A block of data
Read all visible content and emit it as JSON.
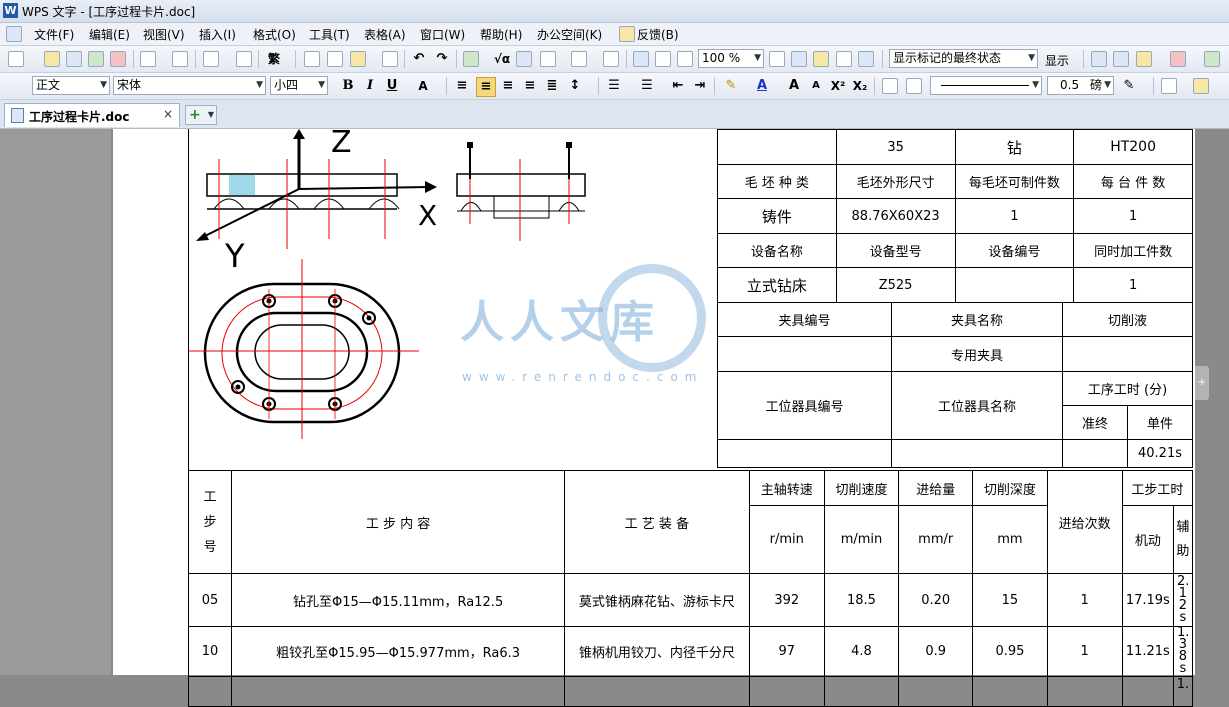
{
  "window": {
    "title": "WPS 文字 - [工序过程卡片.doc]",
    "app_icon": "W"
  },
  "menu": [
    "文件(F)",
    "编辑(E)",
    "视图(V)",
    "插入(I)",
    "格式(O)",
    "工具(T)",
    "表格(A)",
    "窗口(W)",
    "帮助(H)",
    "办公空间(K)",
    "反馈(B)"
  ],
  "toolbar": {
    "zoom": "100 %",
    "markup_state": "显示标记的最终状态",
    "show_label": "显示"
  },
  "format": {
    "style": "正文",
    "font": "宋体",
    "size": "小四",
    "line_weight": "0.5",
    "line_unit": "磅"
  },
  "tabs": {
    "doc_name": "工序过程卡片.doc",
    "close": "×",
    "add": "+"
  },
  "drawing": {
    "axis_z": "Z",
    "axis_x": "X",
    "axis_y": "Y"
  },
  "watermark": {
    "text": "人人文库",
    "url": "www.renrendoc.com"
  },
  "info_table": {
    "r0": [
      "35",
      "钻",
      "HT200"
    ],
    "r1": [
      "毛 坯 种 类",
      "毛坯外形尺寸",
      "每毛坯可制件数",
      "每 台 件 数"
    ],
    "r2": [
      "铸件",
      "88.76X60X23",
      "1",
      "1"
    ],
    "r3": [
      "设备名称",
      "设备型号",
      "设备编号",
      "同时加工件数"
    ],
    "r4": [
      "立式钻床",
      "Z525",
      "",
      "1"
    ]
  },
  "fixture_table": {
    "h": [
      "夹具编号",
      "夹具名称",
      "切削液"
    ],
    "fixture_name": "专用夹具",
    "station_code": "工位器具编号",
    "station_name": "工位器具名称",
    "time_label": "工序工时 (分)",
    "prep": "准终",
    "unit": "单件",
    "unit_value": "40.21s"
  },
  "steps_table": {
    "headers": {
      "step_no": "工步号",
      "content": "工 步 内 容",
      "equipment": "工 艺 装 备",
      "spindle": "主轴转速",
      "cut_speed": "切削速度",
      "feed": "进给量",
      "depth": "切削深度",
      "passes": "进给次数",
      "hours": "工步工时",
      "u_spindle": "r/min",
      "u_speed": "m/min",
      "u_feed": "mm/r",
      "u_depth": "mm",
      "machine": "机动",
      "aux": "辅助"
    },
    "rows": [
      {
        "no": "05",
        "content": "钻孔至Φ15—Φ15.11mm，Ra12.5",
        "equip": "莫式锥柄麻花钻、游标卡尺",
        "spindle": "392",
        "speed": "18.5",
        "feed": "0.20",
        "depth": "15",
        "passes": "1",
        "machine": "17.19s",
        "aux": "2.12s"
      },
      {
        "no": "10",
        "content": "粗铰孔至Φ15.95—Φ15.977mm，Ra6.3",
        "equip": "锥柄机用铰刀、内径千分尺",
        "spindle": "97",
        "speed": "4.8",
        "feed": "0.9",
        "depth": "0.95",
        "passes": "1",
        "machine": "11.21s",
        "aux": "1.38s"
      },
      {
        "no": "",
        "content": "",
        "equip": "",
        "spindle": "",
        "speed": "",
        "feed": "",
        "depth": "",
        "passes": "",
        "machine": "",
        "aux": "1."
      }
    ]
  }
}
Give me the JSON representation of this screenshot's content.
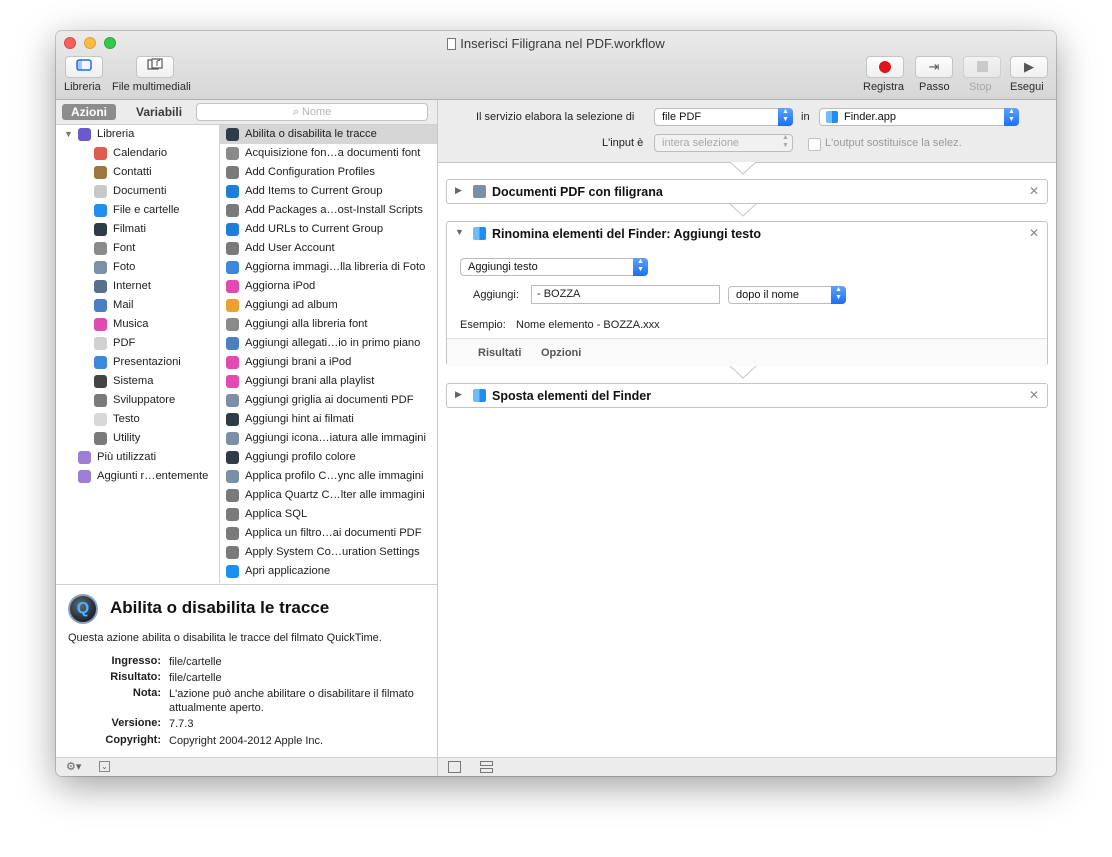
{
  "window": {
    "title": "Inserisci Filigrana nel PDF.workflow"
  },
  "toolbar": {
    "library_label": "Libreria",
    "media_label": "File multimediali",
    "record_label": "Registra",
    "step_label": "Passo",
    "stop_label": "Stop",
    "run_label": "Esegui"
  },
  "left": {
    "tab_actions": "Azioni",
    "tab_variables": "Variabili",
    "search_placeholder": "Nome",
    "library": [
      {
        "label": "Libreria",
        "icon": "library-icon",
        "color": "#6a5acd"
      },
      {
        "label": "Calendario",
        "icon": "calendar-icon",
        "color": "#e05a4f"
      },
      {
        "label": "Contatti",
        "icon": "contacts-icon",
        "color": "#a0743d"
      },
      {
        "label": "Documenti",
        "icon": "document-icon",
        "color": "#c9c9c9"
      },
      {
        "label": "File e cartelle",
        "icon": "finder-icon",
        "color": "#1f8ef1"
      },
      {
        "label": "Filmati",
        "icon": "quicktime-icon",
        "color": "#2f3b48"
      },
      {
        "label": "Font",
        "icon": "font-icon",
        "color": "#8a8a8a"
      },
      {
        "label": "Foto",
        "icon": "photo-icon",
        "color": "#7b8fa6"
      },
      {
        "label": "Internet",
        "icon": "globe-icon",
        "color": "#5a6f8a"
      },
      {
        "label": "Mail",
        "icon": "mail-icon",
        "color": "#4a7fc1"
      },
      {
        "label": "Musica",
        "icon": "music-icon",
        "color": "#e24ab0"
      },
      {
        "label": "PDF",
        "icon": "pdf-icon",
        "color": "#d0d0d0"
      },
      {
        "label": "Presentazioni",
        "icon": "presentation-icon",
        "color": "#3c89d9"
      },
      {
        "label": "Sistema",
        "icon": "system-icon",
        "color": "#444444"
      },
      {
        "label": "Sviluppatore",
        "icon": "developer-icon",
        "color": "#7a7a7a"
      },
      {
        "label": "Testo",
        "icon": "text-icon",
        "color": "#d8d8d8"
      },
      {
        "label": "Utility",
        "icon": "utility-icon",
        "color": "#7a7a7a"
      },
      {
        "label": "Più utilizzati",
        "icon": "smart-folder-icon",
        "color": "#9b7fd4"
      },
      {
        "label": "Aggiunti r…entemente",
        "icon": "smart-folder-icon",
        "color": "#9b7fd4"
      }
    ],
    "actions": [
      {
        "label": "Abilita o disabilita le tracce",
        "icon": "quicktime-icon",
        "color": "#2f3b48"
      },
      {
        "label": "Acquisizione fon…a documenti font",
        "icon": "font-icon",
        "color": "#8a8a8a"
      },
      {
        "label": "Add Configuration Profiles",
        "icon": "installer-icon",
        "color": "#7a7a7a"
      },
      {
        "label": "Add Items to Current Group",
        "icon": "xcode-server-icon",
        "color": "#1e7fd8"
      },
      {
        "label": "Add Packages a…ost-Install Scripts",
        "icon": "installer-icon",
        "color": "#7a7a7a"
      },
      {
        "label": "Add URLs to Current Group",
        "icon": "xcode-server-icon",
        "color": "#1e7fd8"
      },
      {
        "label": "Add User Account",
        "icon": "installer-icon",
        "color": "#7a7a7a"
      },
      {
        "label": "Aggiorna immagi…lla libreria di Foto",
        "icon": "keynote-icon",
        "color": "#3c89d9"
      },
      {
        "label": "Aggiorna iPod",
        "icon": "music-icon",
        "color": "#e24ab0"
      },
      {
        "label": "Aggiungi ad album",
        "icon": "photos-icon",
        "color": "#f0a030"
      },
      {
        "label": "Aggiungi alla libreria font",
        "icon": "font-icon",
        "color": "#8a8a8a"
      },
      {
        "label": "Aggiungi allegati…io in primo piano",
        "icon": "mail-icon",
        "color": "#4a7fc1"
      },
      {
        "label": "Aggiungi brani a iPod",
        "icon": "music-icon",
        "color": "#e24ab0"
      },
      {
        "label": "Aggiungi brani alla playlist",
        "icon": "music-icon",
        "color": "#e24ab0"
      },
      {
        "label": "Aggiungi griglia ai documenti PDF",
        "icon": "preview-icon",
        "color": "#7b8fa6"
      },
      {
        "label": "Aggiungi hint ai filmati",
        "icon": "quicktime-icon",
        "color": "#2f3b48"
      },
      {
        "label": "Aggiungi icona…iatura alle immagini",
        "icon": "preview-icon",
        "color": "#7b8fa6"
      },
      {
        "label": "Aggiungi profilo colore",
        "icon": "quicktime-icon",
        "color": "#2f3b48"
      },
      {
        "label": "Applica profilo C…ync alle immagini",
        "icon": "preview-icon",
        "color": "#7b8fa6"
      },
      {
        "label": "Applica Quartz C…lter alle immagini",
        "icon": "tools-icon",
        "color": "#7a7a7a"
      },
      {
        "label": "Applica SQL",
        "icon": "tools-icon",
        "color": "#7a7a7a"
      },
      {
        "label": "Applica un filtro…ai documenti PDF",
        "icon": "tools-icon",
        "color": "#7a7a7a"
      },
      {
        "label": "Apply System Co…uration Settings",
        "icon": "installer-icon",
        "color": "#7a7a7a"
      },
      {
        "label": "Apri applicazione",
        "icon": "finder-icon",
        "color": "#1f8ef1"
      }
    ],
    "description": {
      "title": "Abilita o disabilita le tracce",
      "text": "Questa azione abilita o disabilita le tracce del filmato QuickTime.",
      "fields": [
        {
          "key": "Ingresso:",
          "value": "file/cartelle"
        },
        {
          "key": "Risultato:",
          "value": "file/cartelle"
        },
        {
          "key": "Nota:",
          "value": "L'azione può anche abilitare o disabilitare il filmato attualmente aperto."
        },
        {
          "key": "Versione:",
          "value": "7.7.3"
        },
        {
          "key": "Copyright:",
          "value": "Copyright 2004-2012 Apple Inc."
        }
      ]
    }
  },
  "workflow": {
    "service_label": "Il servizio elabora la selezione di",
    "service_value": "file PDF",
    "in_label": "in",
    "app_value": "Finder.app",
    "input_label": "L'input è",
    "input_value": "intera selezione",
    "output_checkbox_label": "L'output sostituisce la selez.",
    "actions": [
      {
        "title": "Documenti PDF con filigrana"
      },
      {
        "title": "Rinomina elementi del Finder: Aggiungi testo",
        "mode_value": "Aggiungi testo",
        "add_label": "Aggiungi:",
        "add_value": "- BOZZA",
        "position_value": "dopo il nome",
        "example_label": "Esempio:",
        "example_value": "Nome elemento - BOZZA.xxx",
        "tab_results": "Risultati",
        "tab_options": "Opzioni"
      },
      {
        "title": "Sposta elementi del Finder"
      }
    ]
  }
}
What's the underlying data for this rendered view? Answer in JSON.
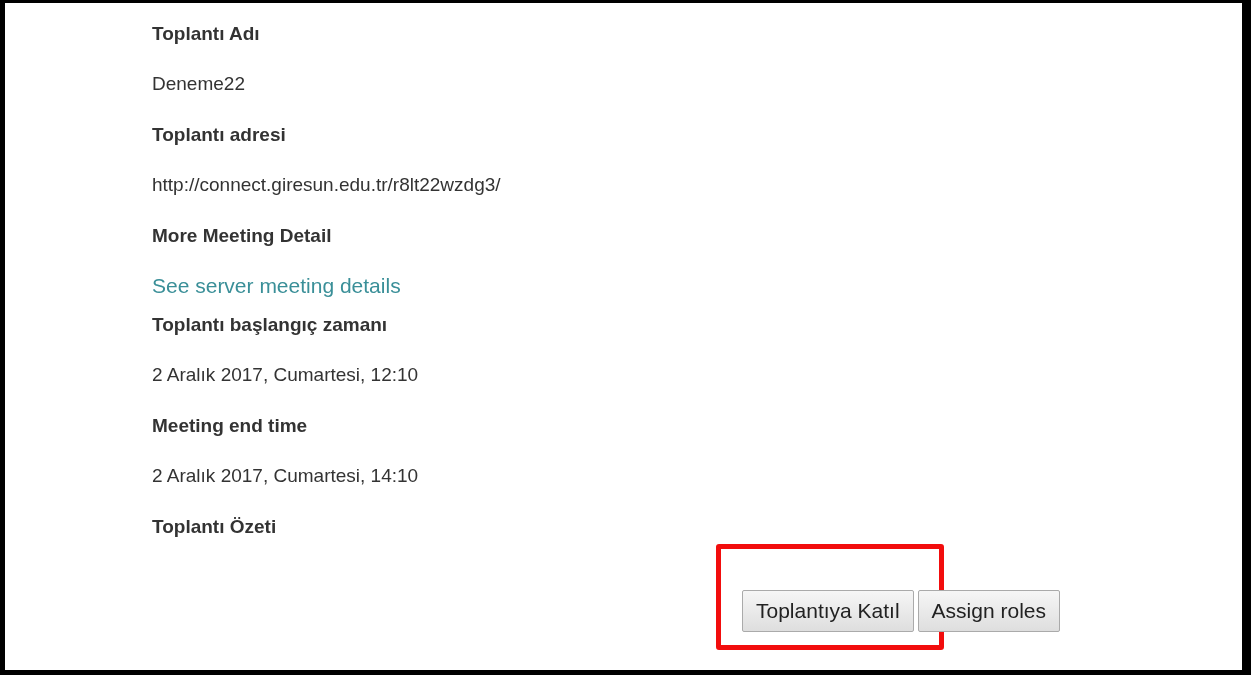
{
  "items": [
    {
      "kind": "heading",
      "text": "Toplantı Adı"
    },
    {
      "kind": "text",
      "text": "Deneme22"
    },
    {
      "kind": "heading",
      "text": "Toplantı adresi"
    },
    {
      "kind": "text",
      "text": "http://connect.giresun.edu.tr/r8lt22wzdg3/"
    },
    {
      "kind": "heading",
      "text": "More Meeting Detail"
    },
    {
      "kind": "link",
      "text": "See server meeting details"
    },
    {
      "kind": "heading",
      "text": "Toplantı başlangıç zamanı"
    },
    {
      "kind": "text",
      "text": "2 Aralık 2017, Cumartesi, 12:10"
    },
    {
      "kind": "heading",
      "text": "Meeting end time"
    },
    {
      "kind": "text",
      "text": "2 Aralık 2017, Cumartesi, 14:10"
    },
    {
      "kind": "heading",
      "text": "Toplantı Özeti"
    }
  ],
  "buttons": [
    {
      "label": "Toplantıya Katıl",
      "highlighted": true
    },
    {
      "label": "Assign roles",
      "highlighted": false
    }
  ]
}
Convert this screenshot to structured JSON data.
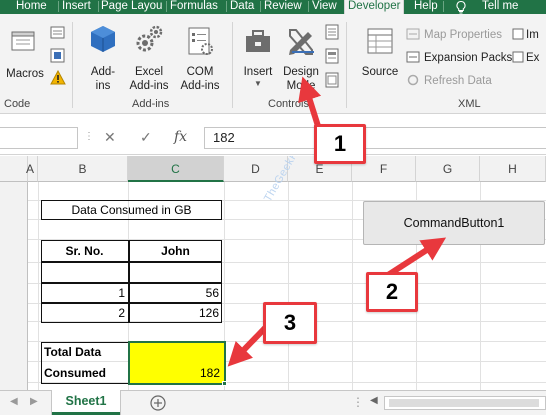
{
  "tabs": [
    "Home",
    "Insert",
    "Page Layou",
    "Formulas",
    "Data",
    "Review",
    "View",
    "Developer",
    "Help",
    "Tell me"
  ],
  "ribbon": {
    "code": {
      "label": "Code",
      "macros": "Macros"
    },
    "addins": {
      "label": "Add-ins",
      "addins_btn": [
        "Add-",
        "ins"
      ],
      "excel_addins": [
        "Excel",
        "Add-ins"
      ],
      "com_addins": [
        "COM",
        "Add-ins"
      ]
    },
    "controls": {
      "label": "Controls",
      "insert": "Insert",
      "design_mode": [
        "Design",
        "Mode"
      ]
    },
    "xml": {
      "label": "XML",
      "source": "Source",
      "map_properties": "Map Properties",
      "expansion_packs": "Expansion Packs",
      "refresh_data": "Refresh Data",
      "import_partial": "Im",
      "export_partial": "Ex"
    }
  },
  "formula_bar": {
    "cancel": "✕",
    "enter": "✓",
    "fx": "fx",
    "value": "182"
  },
  "grid": {
    "columns": [
      "A",
      "B",
      "C",
      "D",
      "E",
      "F",
      "G",
      "H"
    ],
    "selected_column": "C",
    "title": "Data Consumed in GB",
    "table": {
      "headers": [
        "Sr. No.",
        "John"
      ],
      "rows": [
        {
          "sr": "",
          "john": ""
        },
        {
          "sr": "1",
          "john": "56"
        },
        {
          "sr": "2",
          "john": "126"
        }
      ]
    },
    "total_label": [
      "Total Data",
      "Consumed"
    ],
    "total_value": "182",
    "command_button": "CommandButton1",
    "watermark": "TheGeekPage.com"
  },
  "callouts": [
    "1",
    "2",
    "3"
  ],
  "colors": {
    "excel_green": "#217346",
    "highlight": "#ffff00",
    "callout_red": "#e8383d"
  },
  "sheets": {
    "active": "Sheet1",
    "add_icon": "plus-circle-icon"
  }
}
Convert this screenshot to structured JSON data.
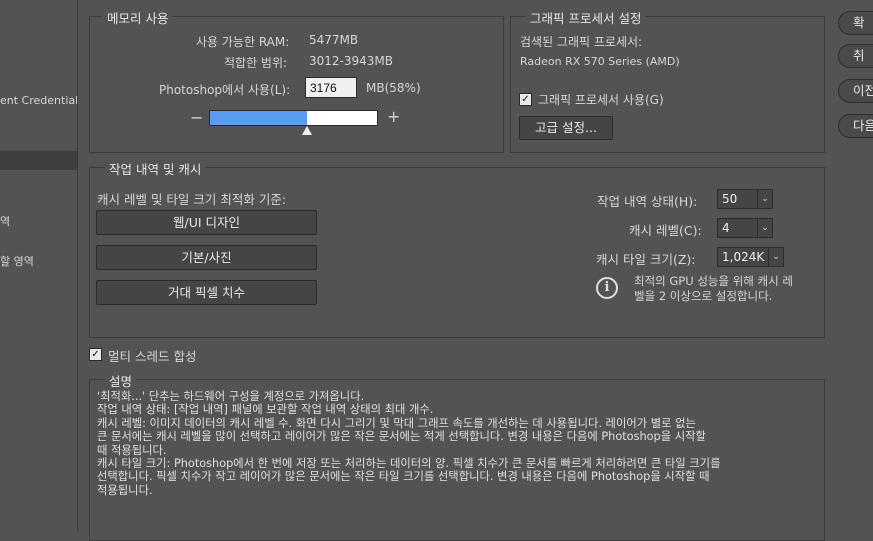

■ **SHORT EXERCISE**:
Where does the word "highlighted" appear? Return each line that holds it.

■ **EXERCISE ANSWER**:
      "highlighted": true
      "highlighted": false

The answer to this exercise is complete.